### TASK DIRECTIONS
Check every line of the data below for the string "connected", and copy the ones that hold it.

>> begin DATA

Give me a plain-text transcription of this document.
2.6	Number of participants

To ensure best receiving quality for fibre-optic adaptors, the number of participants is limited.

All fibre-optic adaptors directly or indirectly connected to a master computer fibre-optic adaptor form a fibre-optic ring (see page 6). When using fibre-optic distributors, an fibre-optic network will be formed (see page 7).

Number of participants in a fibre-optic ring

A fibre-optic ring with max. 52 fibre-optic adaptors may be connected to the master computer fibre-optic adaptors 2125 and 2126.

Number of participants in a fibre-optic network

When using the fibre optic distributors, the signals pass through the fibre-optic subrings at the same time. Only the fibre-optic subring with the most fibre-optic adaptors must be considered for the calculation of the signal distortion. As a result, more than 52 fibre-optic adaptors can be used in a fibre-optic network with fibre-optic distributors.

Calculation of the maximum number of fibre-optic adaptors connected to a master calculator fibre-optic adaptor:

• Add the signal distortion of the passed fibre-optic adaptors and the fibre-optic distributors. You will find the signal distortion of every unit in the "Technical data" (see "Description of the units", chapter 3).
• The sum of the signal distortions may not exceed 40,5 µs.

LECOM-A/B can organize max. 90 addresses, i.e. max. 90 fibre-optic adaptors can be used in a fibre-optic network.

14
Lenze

>> end DATA
>> begin DATA

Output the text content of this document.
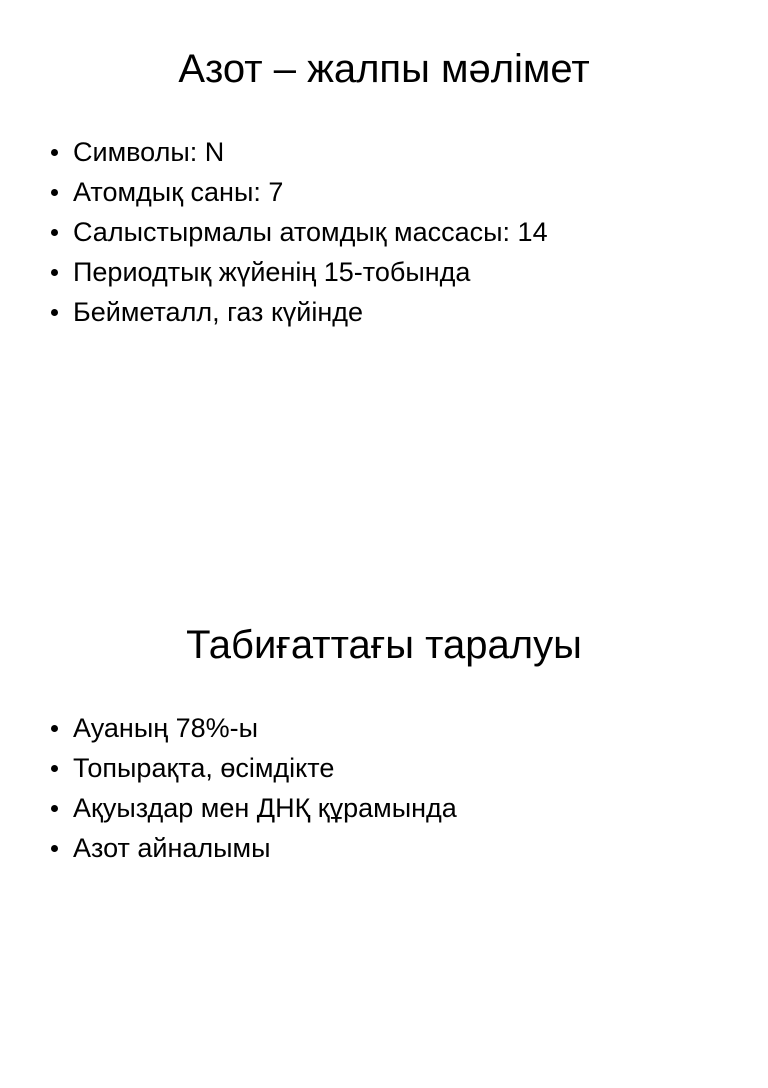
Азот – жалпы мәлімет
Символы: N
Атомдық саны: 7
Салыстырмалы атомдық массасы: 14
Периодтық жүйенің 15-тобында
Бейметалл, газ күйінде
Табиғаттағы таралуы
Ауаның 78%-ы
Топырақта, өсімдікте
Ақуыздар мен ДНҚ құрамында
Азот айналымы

>> end DATA
>> begin DATA

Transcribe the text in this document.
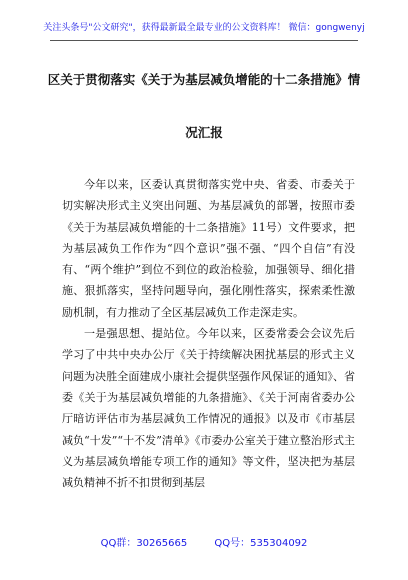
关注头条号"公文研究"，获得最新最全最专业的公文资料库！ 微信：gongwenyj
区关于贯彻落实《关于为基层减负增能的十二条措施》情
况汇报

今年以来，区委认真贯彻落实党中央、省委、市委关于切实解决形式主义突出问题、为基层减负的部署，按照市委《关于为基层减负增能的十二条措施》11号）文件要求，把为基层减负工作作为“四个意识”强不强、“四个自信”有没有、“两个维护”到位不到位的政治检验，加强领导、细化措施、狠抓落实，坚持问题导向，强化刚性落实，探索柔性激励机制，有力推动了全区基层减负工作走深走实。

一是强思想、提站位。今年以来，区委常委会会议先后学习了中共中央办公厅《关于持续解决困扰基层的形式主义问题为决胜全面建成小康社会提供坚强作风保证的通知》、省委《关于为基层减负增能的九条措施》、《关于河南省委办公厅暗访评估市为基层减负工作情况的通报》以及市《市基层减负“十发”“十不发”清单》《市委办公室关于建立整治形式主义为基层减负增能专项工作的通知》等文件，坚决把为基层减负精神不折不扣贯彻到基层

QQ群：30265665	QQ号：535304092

>> end DATA

### SOLVED EXERCISE
All fibre-optic adaptors directly or indirectly connected to a master computer fibre-optic adaptor form a fibre-optic ring (see page 6). When using fibre-optic distributors, an fibre-optic network will be formed (see page 7).
A fibre-optic ring with max. 52 fibre-optic adaptors may be connected to the master computer fibre-optic adaptors 2125 and 2126.
Calculation of the maximum number of fibre-optic adaptors connected to a master calculator fibre-optic adaptor:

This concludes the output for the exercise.